REQUIRED WORK: Copy each line below that includes "怒放的生命".

Records excerpted from a collection:
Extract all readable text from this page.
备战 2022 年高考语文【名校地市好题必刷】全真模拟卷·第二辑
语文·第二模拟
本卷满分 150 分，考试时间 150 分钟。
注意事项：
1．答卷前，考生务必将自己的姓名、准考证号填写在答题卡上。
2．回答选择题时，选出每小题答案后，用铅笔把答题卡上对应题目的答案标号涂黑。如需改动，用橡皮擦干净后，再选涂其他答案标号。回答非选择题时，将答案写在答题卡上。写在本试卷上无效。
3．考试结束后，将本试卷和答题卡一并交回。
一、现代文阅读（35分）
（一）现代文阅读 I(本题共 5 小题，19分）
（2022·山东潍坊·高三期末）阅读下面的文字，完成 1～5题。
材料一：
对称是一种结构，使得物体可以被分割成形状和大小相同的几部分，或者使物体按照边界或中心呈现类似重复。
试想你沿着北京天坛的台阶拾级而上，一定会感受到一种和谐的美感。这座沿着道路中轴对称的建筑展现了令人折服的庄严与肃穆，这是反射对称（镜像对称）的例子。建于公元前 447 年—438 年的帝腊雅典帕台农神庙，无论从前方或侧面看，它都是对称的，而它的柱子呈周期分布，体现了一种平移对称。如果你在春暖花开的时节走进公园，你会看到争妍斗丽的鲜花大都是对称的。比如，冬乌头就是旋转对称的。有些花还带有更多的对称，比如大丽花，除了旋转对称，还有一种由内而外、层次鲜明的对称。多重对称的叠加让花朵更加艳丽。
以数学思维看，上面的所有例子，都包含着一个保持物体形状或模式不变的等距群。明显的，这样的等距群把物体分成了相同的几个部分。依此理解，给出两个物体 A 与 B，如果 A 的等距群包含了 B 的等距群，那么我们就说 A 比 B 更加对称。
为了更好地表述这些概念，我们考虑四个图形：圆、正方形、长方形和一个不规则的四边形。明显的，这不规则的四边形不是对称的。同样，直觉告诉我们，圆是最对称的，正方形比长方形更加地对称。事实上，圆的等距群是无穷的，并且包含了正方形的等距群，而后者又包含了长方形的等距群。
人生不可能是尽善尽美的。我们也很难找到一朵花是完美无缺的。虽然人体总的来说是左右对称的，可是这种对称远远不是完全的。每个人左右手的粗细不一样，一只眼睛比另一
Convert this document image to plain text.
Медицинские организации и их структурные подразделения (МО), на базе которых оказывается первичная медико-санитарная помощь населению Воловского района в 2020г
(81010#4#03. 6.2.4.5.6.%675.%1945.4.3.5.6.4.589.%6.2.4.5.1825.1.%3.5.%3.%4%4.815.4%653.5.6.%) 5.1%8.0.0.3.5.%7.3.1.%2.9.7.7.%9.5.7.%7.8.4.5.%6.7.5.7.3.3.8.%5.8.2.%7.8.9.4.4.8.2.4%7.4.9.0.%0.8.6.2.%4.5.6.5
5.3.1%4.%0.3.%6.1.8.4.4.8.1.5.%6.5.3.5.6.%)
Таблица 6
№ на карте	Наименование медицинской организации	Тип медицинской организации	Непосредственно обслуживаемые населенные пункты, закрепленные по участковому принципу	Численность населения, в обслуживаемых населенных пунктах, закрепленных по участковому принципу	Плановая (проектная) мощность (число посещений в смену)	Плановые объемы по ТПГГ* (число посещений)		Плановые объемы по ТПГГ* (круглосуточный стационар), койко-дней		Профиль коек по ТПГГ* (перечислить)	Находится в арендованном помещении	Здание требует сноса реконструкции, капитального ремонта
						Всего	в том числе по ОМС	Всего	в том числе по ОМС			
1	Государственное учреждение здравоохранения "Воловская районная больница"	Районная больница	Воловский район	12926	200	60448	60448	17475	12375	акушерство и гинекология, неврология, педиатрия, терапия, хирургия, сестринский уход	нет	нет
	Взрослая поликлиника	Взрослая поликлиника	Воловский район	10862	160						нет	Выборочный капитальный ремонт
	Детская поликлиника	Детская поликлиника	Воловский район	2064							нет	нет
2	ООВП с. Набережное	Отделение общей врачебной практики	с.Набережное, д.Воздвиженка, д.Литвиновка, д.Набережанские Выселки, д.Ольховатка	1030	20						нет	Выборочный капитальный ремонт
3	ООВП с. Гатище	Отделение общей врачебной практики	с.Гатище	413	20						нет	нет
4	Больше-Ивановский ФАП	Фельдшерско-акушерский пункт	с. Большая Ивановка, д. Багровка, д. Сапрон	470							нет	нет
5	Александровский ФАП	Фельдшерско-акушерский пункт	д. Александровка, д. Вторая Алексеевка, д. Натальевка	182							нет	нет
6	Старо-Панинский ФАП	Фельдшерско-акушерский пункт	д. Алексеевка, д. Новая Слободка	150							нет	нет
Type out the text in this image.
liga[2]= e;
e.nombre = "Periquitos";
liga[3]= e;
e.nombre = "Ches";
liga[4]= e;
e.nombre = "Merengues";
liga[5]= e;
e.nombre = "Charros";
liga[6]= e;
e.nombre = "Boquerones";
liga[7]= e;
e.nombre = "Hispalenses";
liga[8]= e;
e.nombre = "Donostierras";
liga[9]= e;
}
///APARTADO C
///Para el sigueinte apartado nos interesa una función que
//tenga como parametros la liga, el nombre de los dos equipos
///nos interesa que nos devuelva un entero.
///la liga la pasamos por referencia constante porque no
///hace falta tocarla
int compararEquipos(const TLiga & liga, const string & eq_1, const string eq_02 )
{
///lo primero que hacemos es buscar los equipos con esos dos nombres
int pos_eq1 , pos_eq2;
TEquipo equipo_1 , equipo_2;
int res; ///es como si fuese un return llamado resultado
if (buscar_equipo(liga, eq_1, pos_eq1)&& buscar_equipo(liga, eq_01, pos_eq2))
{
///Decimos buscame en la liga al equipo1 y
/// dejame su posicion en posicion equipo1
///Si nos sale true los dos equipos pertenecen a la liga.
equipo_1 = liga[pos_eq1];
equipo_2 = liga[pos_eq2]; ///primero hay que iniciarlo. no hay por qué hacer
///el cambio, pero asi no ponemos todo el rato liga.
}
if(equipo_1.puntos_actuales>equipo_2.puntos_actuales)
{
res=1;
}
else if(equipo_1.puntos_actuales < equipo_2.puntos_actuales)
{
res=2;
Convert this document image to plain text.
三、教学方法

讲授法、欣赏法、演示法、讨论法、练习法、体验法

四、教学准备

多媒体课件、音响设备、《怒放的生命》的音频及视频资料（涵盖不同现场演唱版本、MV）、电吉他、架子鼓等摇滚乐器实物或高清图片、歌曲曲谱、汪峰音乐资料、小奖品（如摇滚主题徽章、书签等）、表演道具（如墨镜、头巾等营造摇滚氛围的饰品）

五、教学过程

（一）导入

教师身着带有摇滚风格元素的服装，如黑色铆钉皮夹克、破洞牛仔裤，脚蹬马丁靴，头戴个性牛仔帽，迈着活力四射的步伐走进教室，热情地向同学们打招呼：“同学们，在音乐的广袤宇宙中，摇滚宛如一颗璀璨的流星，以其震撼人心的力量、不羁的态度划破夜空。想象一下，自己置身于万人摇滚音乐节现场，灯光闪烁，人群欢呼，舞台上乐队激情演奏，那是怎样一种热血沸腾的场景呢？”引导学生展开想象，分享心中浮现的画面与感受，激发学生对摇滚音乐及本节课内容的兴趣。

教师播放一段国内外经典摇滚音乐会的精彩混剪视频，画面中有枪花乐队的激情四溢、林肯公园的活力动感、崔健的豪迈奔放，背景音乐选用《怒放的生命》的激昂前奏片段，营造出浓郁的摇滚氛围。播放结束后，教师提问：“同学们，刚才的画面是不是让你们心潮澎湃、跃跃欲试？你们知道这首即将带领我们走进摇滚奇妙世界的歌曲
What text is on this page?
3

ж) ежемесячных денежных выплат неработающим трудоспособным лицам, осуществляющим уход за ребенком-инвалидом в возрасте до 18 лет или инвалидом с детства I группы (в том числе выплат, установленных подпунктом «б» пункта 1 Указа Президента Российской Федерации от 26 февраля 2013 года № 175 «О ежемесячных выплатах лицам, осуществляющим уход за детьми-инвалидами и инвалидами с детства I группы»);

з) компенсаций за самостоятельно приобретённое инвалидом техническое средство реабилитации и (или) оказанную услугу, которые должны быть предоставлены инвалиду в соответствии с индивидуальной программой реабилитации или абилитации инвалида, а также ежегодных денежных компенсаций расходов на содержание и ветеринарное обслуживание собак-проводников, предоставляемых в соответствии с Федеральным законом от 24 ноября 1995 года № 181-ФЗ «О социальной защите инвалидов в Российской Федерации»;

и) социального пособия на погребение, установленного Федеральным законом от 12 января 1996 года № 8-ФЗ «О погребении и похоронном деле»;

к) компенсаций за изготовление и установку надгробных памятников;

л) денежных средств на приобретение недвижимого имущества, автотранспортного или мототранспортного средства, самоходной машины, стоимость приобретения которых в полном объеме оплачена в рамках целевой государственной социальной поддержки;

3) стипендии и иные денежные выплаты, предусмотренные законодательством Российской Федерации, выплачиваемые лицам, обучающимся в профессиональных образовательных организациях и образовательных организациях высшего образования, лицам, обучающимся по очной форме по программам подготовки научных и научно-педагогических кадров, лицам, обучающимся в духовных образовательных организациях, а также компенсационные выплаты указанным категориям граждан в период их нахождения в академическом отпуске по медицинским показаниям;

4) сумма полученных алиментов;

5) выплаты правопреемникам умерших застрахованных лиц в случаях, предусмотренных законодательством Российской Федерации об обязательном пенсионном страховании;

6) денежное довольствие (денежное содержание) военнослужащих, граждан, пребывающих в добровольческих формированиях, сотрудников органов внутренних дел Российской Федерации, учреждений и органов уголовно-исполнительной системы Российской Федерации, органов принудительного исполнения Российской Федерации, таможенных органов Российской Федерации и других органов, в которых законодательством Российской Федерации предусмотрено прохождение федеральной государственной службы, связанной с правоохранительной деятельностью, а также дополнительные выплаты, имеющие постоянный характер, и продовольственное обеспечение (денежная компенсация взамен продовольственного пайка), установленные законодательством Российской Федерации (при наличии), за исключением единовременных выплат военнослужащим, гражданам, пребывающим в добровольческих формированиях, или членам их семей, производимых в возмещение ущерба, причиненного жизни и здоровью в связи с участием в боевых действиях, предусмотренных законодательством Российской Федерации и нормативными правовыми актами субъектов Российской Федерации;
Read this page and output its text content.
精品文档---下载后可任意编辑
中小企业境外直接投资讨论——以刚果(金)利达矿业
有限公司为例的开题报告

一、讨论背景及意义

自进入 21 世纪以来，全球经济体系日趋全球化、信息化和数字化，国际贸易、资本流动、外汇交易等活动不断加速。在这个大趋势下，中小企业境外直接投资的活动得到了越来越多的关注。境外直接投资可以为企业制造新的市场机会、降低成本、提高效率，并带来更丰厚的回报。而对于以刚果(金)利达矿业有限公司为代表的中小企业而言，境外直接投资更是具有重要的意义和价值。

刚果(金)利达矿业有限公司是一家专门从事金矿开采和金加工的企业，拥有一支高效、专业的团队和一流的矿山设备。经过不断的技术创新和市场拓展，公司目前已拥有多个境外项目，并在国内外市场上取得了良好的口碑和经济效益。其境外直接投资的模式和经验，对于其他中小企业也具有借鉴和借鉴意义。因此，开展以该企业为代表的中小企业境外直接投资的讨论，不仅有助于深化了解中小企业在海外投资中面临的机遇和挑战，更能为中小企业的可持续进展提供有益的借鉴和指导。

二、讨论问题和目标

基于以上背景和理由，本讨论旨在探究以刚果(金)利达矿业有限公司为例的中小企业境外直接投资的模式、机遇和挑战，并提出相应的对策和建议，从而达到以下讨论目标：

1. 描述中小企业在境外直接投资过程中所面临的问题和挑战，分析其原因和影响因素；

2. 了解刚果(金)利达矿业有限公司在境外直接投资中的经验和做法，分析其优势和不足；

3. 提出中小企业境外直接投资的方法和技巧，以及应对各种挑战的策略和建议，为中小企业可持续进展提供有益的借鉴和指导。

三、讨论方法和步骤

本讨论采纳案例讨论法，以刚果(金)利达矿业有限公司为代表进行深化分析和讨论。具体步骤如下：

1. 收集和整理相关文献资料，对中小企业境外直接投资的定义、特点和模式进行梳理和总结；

CORRECT ANSWER:
多媒体课件、音响设备、《怒放的生命》的音频及视频资料（涵盖不同现场演唱版本、MV）、电吉他、架子鼓等摇滚乐器实物或高清图片、歌曲曲谱、汪峰音乐资料、小奖品（如摇滚主题徽章、书签等）、表演道具（如墨镜、头巾等营造摇滚氛围的饰品）
教师播放一段国内外经典摇滚音乐会的精彩混剪视频，画面中有枪花乐队的激情四溢、林肯公园的活力动感、崔健的豪迈奔放，背景音乐选用《怒放的生命》的激昂前奏片段，营造出浓郁的摇滚氛围。播放结束后，教师提问：“同学们，刚才的画面是不是让你们心潮澎湃、跃跃欲试？你们知道这首即将带领我们走进摇滚奇妙世界的歌曲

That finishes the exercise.